### Your goal:
Word for word, restate every line of the material.

### Stored data entries:
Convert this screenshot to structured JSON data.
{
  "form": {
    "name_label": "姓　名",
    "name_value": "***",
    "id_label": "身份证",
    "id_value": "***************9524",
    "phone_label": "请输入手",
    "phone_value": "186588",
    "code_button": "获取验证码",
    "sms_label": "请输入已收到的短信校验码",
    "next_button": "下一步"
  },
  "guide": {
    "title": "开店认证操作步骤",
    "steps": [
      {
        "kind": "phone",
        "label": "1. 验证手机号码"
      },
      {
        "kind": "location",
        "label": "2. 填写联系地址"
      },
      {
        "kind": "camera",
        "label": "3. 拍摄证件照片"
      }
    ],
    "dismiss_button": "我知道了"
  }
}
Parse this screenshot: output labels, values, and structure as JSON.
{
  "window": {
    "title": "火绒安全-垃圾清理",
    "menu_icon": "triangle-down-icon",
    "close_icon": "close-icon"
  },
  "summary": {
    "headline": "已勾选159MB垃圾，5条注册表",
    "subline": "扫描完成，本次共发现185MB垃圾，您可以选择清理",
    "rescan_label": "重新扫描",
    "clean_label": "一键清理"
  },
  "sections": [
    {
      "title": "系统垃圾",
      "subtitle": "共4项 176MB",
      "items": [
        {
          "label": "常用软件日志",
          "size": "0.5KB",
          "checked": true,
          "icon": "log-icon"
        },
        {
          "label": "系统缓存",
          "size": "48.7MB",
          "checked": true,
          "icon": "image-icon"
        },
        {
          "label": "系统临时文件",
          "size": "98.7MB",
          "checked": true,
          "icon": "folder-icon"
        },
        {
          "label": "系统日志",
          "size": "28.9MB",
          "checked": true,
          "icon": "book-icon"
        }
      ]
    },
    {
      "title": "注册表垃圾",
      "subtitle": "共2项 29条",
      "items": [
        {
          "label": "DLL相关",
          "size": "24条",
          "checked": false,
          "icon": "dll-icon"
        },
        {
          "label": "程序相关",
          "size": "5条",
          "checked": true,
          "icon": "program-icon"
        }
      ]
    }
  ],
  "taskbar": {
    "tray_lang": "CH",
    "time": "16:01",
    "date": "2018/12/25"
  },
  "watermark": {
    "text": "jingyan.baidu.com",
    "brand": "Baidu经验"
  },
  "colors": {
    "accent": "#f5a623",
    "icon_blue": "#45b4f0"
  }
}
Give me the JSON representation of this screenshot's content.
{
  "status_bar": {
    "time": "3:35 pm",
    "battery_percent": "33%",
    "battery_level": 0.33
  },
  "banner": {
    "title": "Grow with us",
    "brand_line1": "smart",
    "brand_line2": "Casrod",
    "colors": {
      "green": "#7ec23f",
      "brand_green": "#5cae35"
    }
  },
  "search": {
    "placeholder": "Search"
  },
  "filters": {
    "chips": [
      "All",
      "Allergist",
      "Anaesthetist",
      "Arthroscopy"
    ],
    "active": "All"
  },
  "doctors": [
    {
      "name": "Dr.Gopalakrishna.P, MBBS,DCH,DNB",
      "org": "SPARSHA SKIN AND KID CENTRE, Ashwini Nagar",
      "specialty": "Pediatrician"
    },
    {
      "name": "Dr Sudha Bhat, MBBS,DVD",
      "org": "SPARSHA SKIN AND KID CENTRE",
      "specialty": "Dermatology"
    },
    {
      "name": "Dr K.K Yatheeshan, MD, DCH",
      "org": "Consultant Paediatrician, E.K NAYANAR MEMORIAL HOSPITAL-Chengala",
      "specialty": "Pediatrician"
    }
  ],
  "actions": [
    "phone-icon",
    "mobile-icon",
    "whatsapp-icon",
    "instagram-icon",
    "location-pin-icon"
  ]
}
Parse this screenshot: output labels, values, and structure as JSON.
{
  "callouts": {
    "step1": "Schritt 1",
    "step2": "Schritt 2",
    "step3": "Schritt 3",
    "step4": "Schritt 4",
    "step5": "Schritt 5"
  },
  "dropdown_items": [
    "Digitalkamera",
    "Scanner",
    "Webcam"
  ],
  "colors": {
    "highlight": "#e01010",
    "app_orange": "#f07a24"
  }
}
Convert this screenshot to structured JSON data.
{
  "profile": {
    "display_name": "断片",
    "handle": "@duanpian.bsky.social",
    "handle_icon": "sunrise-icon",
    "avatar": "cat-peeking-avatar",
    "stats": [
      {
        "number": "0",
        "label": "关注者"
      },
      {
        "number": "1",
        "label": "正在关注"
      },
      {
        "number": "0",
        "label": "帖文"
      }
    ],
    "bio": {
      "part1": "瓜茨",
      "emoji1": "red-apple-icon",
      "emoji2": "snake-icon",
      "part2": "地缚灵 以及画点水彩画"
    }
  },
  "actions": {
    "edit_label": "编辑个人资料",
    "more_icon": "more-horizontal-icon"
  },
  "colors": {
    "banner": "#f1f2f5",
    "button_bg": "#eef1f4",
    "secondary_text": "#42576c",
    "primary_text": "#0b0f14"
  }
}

### Result:
Convert this screenshot to structured JSON data.
{
  "form": {
    "name_label": "姓　名",
    "name_value": "***",
    "id_label": "身份证",
    "id_value": "***************9524",
    "phone_label": "请输入手",
    "phone_value": "186588",
    "code_button": "获取验证码",
    "sms_label": "请输入已收到的短信校验码",
    "next_button": "下一步"
  },
  "guide": {
    "title": "开店认证操作步骤",
    "steps": [
      {
        "kind": "phone",
        "label": "1. 验证手机号码"
      },
      {
        "kind": "location",
        "label": "2. 填写联系地址"
      },
      {
        "kind": "camera",
        "label": "3. 拍摄证件照片"
      }
    ],
    "dismiss_button": "我知道了"
  }
}
Parse this screenshot: output labels, values, and structure as JSON.
{
  "window": {
    "title": "火绒安全-垃圾清理",
    "menu_icon": "triangle-down-icon",
    "close_icon": "close-icon"
  },
  "summary": {
    "headline": "已勾选159MB垃圾，5条注册表",
    "subline": "扫描完成，本次共发现185MB垃圾，您可以选择清理",
    "rescan_label": "重新扫描",
    "clean_label": "一键清理"
  },
  "sections": [
    {
      "title": "系统垃圾",
      "subtitle": "共4项 176MB",
      "items": [
        {
          "label": "常用软件日志",
          "size": "0.5KB",
          "checked": true,
          "icon": "log-icon"
        },
        {
          "label": "系统缓存",
          "size": "48.7MB",
          "checked": true,
          "icon": "image-icon"
        },
        {
          "label": "系统临时文件",
          "size": "98.7MB",
          "checked": true,
          "icon": "folder-icon"
        },
        {
          "label": "系统日志",
          "size": "28.9MB",
          "checked": true,
          "icon": "book-icon"
        }
      ]
    },
    {
      "title": "注册表垃圾",
      "subtitle": "共2项 29条",
      "items": [
        {
          "label": "DLL相关",
          "size": "24条",
          "checked": false,
          "icon": "dll-icon"
        },
        {
          "label": "程序相关",
          "size": "5条",
          "checked": true,
          "icon": "program-icon"
        }
      ]
    }
  ],
  "taskbar": {
    "tray_lang": "CH",
    "time": "16:01",
    "date": "2018/12/25"
  },
  "watermark": {
    "text": "jingyan.baidu.com",
    "brand": "Baidu经验"
  },
  "colors": {
    "accent": "#f5a623",
    "icon_blue": "#45b4f0"
  }
}
Give me the JSON representation of this screenshot's content.
{
  "status_bar": {
    "time": "3:35 pm",
    "battery_percent": "33%",
    "battery_level": 0.33
  },
  "banner": {
    "title": "Grow with us",
    "brand_line1": "smart",
    "brand_line2": "Casrod",
    "colors": {
      "green": "#7ec23f",
      "brand_green": "#5cae35"
    }
  },
  "search": {
    "placeholder": "Search"
  },
  "filters": {
    "chips": [
      "All",
      "Allergist",
      "Anaesthetist",
      "Arthroscopy"
    ],
    "active": "All"
  },
  "doctors": [
    {
      "name": "Dr.Gopalakrishna.P, MBBS,DCH,DNB",
      "org": "SPARSHA SKIN AND KID CENTRE, Ashwini Nagar",
      "specialty": "Pediatrician"
    },
    {
      "name": "Dr Sudha Bhat, MBBS,DVD",
      "org": "SPARSHA SKIN AND KID CENTRE",
      "specialty": "Dermatology"
    },
    {
      "name": "Dr K.K Yatheeshan, MD, DCH",
      "org": "Consultant Paediatrician, E.K NAYANAR MEMORIAL HOSPITAL-Chengala",
      "specialty": "Pediatrician"
    }
  ],
  "actions": [
    "phone-icon",
    "mobile-icon",
    "whatsapp-icon",
    "instagram-icon",
    "location-pin-icon"
  ]
}
Parse this screenshot: output labels, values, and structure as JSON.
{
  "callouts": {
    "step1": "Schritt 1",
    "step2": "Schritt 2",
    "step3": "Schritt 3",
    "step4": "Schritt 4",
    "step5": "Schritt 5"
  },
  "dropdown_items": [
    "Digitalkamera",
    "Scanner",
    "Webcam"
  ],
  "colors": {
    "highlight": "#e01010",
    "app_orange": "#f07a24"
  }
}
Convert this screenshot to structured JSON data.
{
  "profile": {
    "display_name": "断片",
    "handle": "@duanpian.bsky.social",
    "handle_icon": "sunrise-icon",
    "avatar": "cat-peeking-avatar",
    "stats": [
      {
        "number": "0",
        "label": "关注者"
      },
      {
        "number": "1",
        "label": "正在关注"
      },
      {
        "number": "0",
        "label": "帖文"
      }
    ],
    "bio": {
      "part1": "瓜茨",
      "emoji1": "red-apple-icon",
      "emoji2": "snake-icon",
      "part2": "地缚灵 以及画点水彩画"
    }
  },
  "actions": {
    "edit_label": "编辑个人资料",
    "more_icon": "more-horizontal-icon"
  },
  "colors": {
    "banner": "#f1f2f5",
    "button_bg": "#eef1f4",
    "secondary_text": "#42576c",
    "primary_text": "#0b0f14"
  }
}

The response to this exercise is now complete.